▸ Aim: Narrow the data below down to the lines containing "receber".

*** Input for this task ***

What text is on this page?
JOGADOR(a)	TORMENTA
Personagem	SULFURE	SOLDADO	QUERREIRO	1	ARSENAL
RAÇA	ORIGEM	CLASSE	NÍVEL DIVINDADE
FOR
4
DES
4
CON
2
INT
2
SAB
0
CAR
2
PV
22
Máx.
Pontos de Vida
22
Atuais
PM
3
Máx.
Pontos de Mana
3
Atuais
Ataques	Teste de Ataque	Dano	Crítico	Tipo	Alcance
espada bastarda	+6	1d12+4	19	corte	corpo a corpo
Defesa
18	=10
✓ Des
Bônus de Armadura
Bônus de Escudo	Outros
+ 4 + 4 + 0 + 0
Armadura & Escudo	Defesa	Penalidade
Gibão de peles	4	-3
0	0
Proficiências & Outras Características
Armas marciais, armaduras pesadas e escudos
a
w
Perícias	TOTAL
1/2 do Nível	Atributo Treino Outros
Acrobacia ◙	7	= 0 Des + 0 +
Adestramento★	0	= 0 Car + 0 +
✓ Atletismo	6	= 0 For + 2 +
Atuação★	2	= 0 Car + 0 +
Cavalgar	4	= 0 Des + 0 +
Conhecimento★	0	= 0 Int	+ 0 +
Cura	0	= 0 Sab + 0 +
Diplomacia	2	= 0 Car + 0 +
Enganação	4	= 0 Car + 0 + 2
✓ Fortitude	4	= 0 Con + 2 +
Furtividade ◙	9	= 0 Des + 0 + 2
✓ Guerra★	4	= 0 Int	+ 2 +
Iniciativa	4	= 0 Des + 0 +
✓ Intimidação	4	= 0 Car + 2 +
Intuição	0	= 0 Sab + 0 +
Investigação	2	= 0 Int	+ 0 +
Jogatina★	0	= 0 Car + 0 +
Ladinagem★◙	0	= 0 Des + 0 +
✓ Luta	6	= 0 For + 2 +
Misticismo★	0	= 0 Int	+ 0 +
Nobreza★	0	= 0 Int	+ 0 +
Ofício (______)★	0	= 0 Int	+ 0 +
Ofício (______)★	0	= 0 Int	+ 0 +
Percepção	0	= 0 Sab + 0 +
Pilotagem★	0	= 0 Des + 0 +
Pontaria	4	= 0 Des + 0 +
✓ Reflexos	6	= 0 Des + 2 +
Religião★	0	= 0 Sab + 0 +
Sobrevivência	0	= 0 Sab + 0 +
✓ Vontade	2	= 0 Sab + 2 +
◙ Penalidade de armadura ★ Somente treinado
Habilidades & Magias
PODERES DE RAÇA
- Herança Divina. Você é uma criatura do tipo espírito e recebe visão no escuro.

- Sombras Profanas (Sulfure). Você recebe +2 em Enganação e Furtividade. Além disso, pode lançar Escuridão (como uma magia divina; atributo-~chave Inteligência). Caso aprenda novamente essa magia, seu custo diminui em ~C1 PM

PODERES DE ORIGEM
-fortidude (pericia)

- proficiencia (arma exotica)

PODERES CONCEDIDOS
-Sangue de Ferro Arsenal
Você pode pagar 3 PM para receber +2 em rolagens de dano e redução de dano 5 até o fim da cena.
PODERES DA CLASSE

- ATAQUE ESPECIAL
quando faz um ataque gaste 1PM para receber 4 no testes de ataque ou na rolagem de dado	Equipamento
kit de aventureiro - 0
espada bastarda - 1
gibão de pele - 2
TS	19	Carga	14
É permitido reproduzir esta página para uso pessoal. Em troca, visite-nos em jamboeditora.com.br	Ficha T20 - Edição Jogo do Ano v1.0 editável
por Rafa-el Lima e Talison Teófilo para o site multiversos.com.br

***

▸ Exercise answer:
Você pode pagar 3 PM para receber +2 em rolagens de dano e redução de dano 5 até o fim da cena.
quando faz um ataque gaste 1PM para receber 4 no testes de ataque ou na rolagem de dado	Equipamento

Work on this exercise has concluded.